Omit all pictures. Copy the rest of the material exactly.

──────── GIVEN RECORDS

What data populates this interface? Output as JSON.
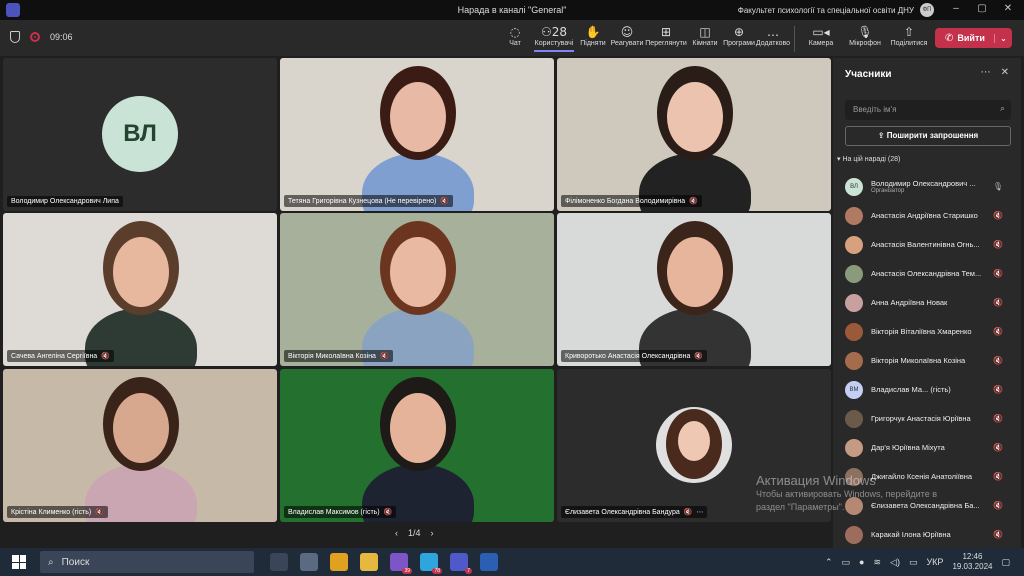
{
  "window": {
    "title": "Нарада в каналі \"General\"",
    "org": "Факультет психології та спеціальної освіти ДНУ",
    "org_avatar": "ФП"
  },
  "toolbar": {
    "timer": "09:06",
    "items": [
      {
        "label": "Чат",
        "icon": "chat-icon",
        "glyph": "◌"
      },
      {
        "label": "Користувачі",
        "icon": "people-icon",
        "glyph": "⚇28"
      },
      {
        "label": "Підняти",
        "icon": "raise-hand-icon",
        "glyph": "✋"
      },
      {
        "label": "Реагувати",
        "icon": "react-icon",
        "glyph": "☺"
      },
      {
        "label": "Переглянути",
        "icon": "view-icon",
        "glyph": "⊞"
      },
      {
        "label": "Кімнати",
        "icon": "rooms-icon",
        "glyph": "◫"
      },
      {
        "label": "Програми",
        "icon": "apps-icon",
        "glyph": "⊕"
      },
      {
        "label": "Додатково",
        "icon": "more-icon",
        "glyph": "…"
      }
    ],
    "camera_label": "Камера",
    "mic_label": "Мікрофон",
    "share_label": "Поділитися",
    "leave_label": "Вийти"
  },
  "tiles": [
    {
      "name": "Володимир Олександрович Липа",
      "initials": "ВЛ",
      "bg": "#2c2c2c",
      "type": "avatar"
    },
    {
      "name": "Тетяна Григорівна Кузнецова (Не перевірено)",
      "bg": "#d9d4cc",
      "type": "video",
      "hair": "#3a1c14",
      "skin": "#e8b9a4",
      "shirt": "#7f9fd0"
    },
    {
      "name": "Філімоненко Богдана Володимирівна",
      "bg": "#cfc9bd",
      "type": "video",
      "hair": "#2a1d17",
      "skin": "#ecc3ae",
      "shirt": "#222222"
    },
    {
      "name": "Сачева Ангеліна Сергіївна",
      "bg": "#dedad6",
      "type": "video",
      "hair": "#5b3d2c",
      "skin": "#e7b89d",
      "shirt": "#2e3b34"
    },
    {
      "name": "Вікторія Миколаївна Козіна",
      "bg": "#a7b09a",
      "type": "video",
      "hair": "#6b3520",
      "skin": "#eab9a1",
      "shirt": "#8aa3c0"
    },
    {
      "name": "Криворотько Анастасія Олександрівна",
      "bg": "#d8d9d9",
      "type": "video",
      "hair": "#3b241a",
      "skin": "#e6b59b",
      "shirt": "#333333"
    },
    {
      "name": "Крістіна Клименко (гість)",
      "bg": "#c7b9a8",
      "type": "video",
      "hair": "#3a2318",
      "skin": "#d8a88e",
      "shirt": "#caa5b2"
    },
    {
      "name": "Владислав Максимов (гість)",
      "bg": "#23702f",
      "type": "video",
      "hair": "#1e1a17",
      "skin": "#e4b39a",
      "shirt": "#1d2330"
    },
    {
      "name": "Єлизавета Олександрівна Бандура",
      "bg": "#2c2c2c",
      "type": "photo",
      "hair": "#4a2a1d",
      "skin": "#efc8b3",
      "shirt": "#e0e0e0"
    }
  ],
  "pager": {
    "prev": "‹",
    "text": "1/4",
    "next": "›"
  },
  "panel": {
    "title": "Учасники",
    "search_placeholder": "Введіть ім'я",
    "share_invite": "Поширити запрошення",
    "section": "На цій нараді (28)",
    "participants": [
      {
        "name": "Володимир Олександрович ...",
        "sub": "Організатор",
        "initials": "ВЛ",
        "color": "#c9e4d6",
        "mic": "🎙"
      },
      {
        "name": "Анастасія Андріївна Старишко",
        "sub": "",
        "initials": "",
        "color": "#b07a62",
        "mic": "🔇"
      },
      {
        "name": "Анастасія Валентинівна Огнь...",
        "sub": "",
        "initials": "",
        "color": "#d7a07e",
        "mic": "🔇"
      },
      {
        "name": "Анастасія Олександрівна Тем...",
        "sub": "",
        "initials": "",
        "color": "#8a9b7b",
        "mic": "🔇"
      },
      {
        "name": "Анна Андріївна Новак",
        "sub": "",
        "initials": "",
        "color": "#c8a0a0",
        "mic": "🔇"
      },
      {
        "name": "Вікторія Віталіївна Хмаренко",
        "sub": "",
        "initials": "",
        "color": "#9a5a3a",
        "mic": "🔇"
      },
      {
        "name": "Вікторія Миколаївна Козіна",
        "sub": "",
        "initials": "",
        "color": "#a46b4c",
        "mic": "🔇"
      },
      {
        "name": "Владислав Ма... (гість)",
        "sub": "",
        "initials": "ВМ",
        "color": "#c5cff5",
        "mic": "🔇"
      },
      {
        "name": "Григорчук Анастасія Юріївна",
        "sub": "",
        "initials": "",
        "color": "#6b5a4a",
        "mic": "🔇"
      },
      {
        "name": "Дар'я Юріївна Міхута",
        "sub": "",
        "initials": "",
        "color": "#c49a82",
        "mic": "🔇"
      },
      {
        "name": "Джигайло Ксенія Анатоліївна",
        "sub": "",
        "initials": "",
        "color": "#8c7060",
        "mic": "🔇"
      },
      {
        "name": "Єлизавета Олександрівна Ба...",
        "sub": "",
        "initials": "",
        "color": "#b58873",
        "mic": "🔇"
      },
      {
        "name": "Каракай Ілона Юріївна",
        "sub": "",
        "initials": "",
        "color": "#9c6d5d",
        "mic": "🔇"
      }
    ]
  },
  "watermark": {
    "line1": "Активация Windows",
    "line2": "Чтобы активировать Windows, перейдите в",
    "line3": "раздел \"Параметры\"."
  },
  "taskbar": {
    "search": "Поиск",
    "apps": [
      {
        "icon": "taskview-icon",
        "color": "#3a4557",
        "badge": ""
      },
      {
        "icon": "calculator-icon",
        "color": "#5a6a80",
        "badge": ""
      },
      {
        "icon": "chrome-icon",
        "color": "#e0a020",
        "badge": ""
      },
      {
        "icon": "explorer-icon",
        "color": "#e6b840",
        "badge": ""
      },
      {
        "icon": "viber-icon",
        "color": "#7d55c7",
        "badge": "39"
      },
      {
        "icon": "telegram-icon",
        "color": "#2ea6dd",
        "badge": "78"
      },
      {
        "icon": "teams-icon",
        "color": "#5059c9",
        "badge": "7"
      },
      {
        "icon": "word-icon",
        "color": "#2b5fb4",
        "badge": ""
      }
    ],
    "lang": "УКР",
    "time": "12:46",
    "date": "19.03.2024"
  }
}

────────────────

[FULL ANSWER]:
What data populates this interface? Output as JSON.
{
  "window": {
    "title": "Нарада в каналі \"General\"",
    "org": "Факультет психології та спеціальної освіти ДНУ",
    "org_avatar": "ФП"
  },
  "toolbar": {
    "timer": "09:06",
    "items": [
      {
        "label": "Чат",
        "icon": "chat-icon",
        "glyph": "◌"
      },
      {
        "label": "Користувачі",
        "icon": "people-icon",
        "glyph": "⚇28"
      },
      {
        "label": "Підняти",
        "icon": "raise-hand-icon",
        "glyph": "✋"
      },
      {
        "label": "Реагувати",
        "icon": "react-icon",
        "glyph": "☺"
      },
      {
        "label": "Переглянути",
        "icon": "view-icon",
        "glyph": "⊞"
      },
      {
        "label": "Кімнати",
        "icon": "rooms-icon",
        "glyph": "◫"
      },
      {
        "label": "Програми",
        "icon": "apps-icon",
        "glyph": "⊕"
      },
      {
        "label": "Додатково",
        "icon": "more-icon",
        "glyph": "…"
      }
    ],
    "camera_label": "Камера",
    "mic_label": "Мікрофон",
    "share_label": "Поділитися",
    "leave_label": "Вийти"
  },
  "tiles": [
    {
      "name": "Володимир Олександрович Липа",
      "initials": "ВЛ",
      "bg": "#2c2c2c",
      "type": "avatar"
    },
    {
      "name": "Тетяна Григорівна Кузнецова (Не перевірено)",
      "bg": "#d9d4cc",
      "type": "video",
      "hair": "#3a1c14",
      "skin": "#e8b9a4",
      "shirt": "#7f9fd0"
    },
    {
      "name": "Філімоненко Богдана Володимирівна",
      "bg": "#cfc9bd",
      "type": "video",
      "hair": "#2a1d17",
      "skin": "#ecc3ae",
      "shirt": "#222222"
    },
    {
      "name": "Сачева Ангеліна Сергіївна",
      "bg": "#dedad6",
      "type": "video",
      "hair": "#5b3d2c",
      "skin": "#e7b89d",
      "shirt": "#2e3b34"
    },
    {
      "name": "Вікторія Миколаївна Козіна",
      "bg": "#a7b09a",
      "type": "video",
      "hair": "#6b3520",
      "skin": "#eab9a1",
      "shirt": "#8aa3c0"
    },
    {
      "name": "Криворотько Анастасія Олександрівна",
      "bg": "#d8d9d9",
      "type": "video",
      "hair": "#3b241a",
      "skin": "#e6b59b",
      "shirt": "#333333"
    },
    {
      "name": "Крістіна Клименко (гість)",
      "bg": "#c7b9a8",
      "type": "video",
      "hair": "#3a2318",
      "skin": "#d8a88e",
      "shirt": "#caa5b2"
    },
    {
      "name": "Владислав Максимов (гість)",
      "bg": "#23702f",
      "type": "video",
      "hair": "#1e1a17",
      "skin": "#e4b39a",
      "shirt": "#1d2330"
    },
    {
      "name": "Єлизавета Олександрівна Бандура",
      "bg": "#2c2c2c",
      "type": "photo",
      "hair": "#4a2a1d",
      "skin": "#efc8b3",
      "shirt": "#e0e0e0"
    }
  ],
  "pager": {
    "prev": "‹",
    "text": "1/4",
    "next": "›"
  },
  "panel": {
    "title": "Учасники",
    "search_placeholder": "Введіть ім'я",
    "share_invite": "Поширити запрошення",
    "section": "На цій нараді (28)",
    "participants": [
      {
        "name": "Володимир Олександрович ...",
        "sub": "Організатор",
        "initials": "ВЛ",
        "color": "#c9e4d6",
        "mic": "🎙"
      },
      {
        "name": "Анастасія Андріївна Старишко",
        "sub": "",
        "initials": "",
        "color": "#b07a62",
        "mic": "🔇"
      },
      {
        "name": "Анастасія Валентинівна Огнь...",
        "sub": "",
        "initials": "",
        "color": "#d7a07e",
        "mic": "🔇"
      },
      {
        "name": "Анастасія Олександрівна Тем...",
        "sub": "",
        "initials": "",
        "color": "#8a9b7b",
        "mic": "🔇"
      },
      {
        "name": "Анна Андріївна Новак",
        "sub": "",
        "initials": "",
        "color": "#c8a0a0",
        "mic": "🔇"
      },
      {
        "name": "Вікторія Віталіївна Хмаренко",
        "sub": "",
        "initials": "",
        "color": "#9a5a3a",
        "mic": "🔇"
      },
      {
        "name": "Вікторія Миколаївна Козіна",
        "sub": "",
        "initials": "",
        "color": "#a46b4c",
        "mic": "🔇"
      },
      {
        "name": "Владислав Ма... (гість)",
        "sub": "",
        "initials": "ВМ",
        "color": "#c5cff5",
        "mic": "🔇"
      },
      {
        "name": "Григорчук Анастасія Юріївна",
        "sub": "",
        "initials": "",
        "color": "#6b5a4a",
        "mic": "🔇"
      },
      {
        "name": "Дар'я Юріївна Міхута",
        "sub": "",
        "initials": "",
        "color": "#c49a82",
        "mic": "🔇"
      },
      {
        "name": "Джигайло Ксенія Анатоліївна",
        "sub": "",
        "initials": "",
        "color": "#8c7060",
        "mic": "🔇"
      },
      {
        "name": "Єлизавета Олександрівна Ба...",
        "sub": "",
        "initials": "",
        "color": "#b58873",
        "mic": "🔇"
      },
      {
        "name": "Каракай Ілона Юріївна",
        "sub": "",
        "initials": "",
        "color": "#9c6d5d",
        "mic": "🔇"
      }
    ]
  },
  "watermark": {
    "line1": "Активация Windows",
    "line2": "Чтобы активировать Windows, перейдите в",
    "line3": "раздел \"Параметры\"."
  },
  "taskbar": {
    "search": "Поиск",
    "apps": [
      {
        "icon": "taskview-icon",
        "color": "#3a4557",
        "badge": ""
      },
      {
        "icon": "calculator-icon",
        "color": "#5a6a80",
        "badge": ""
      },
      {
        "icon": "chrome-icon",
        "color": "#e0a020",
        "badge": ""
      },
      {
        "icon": "explorer-icon",
        "color": "#e6b840",
        "badge": ""
      },
      {
        "icon": "viber-icon",
        "color": "#7d55c7",
        "badge": "39"
      },
      {
        "icon": "telegram-icon",
        "color": "#2ea6dd",
        "badge": "78"
      },
      {
        "icon": "teams-icon",
        "color": "#5059c9",
        "badge": "7"
      },
      {
        "icon": "word-icon",
        "color": "#2b5fb4",
        "badge": ""
      }
    ],
    "lang": "УКР",
    "time": "12:46",
    "date": "19.03.2024"
  }
}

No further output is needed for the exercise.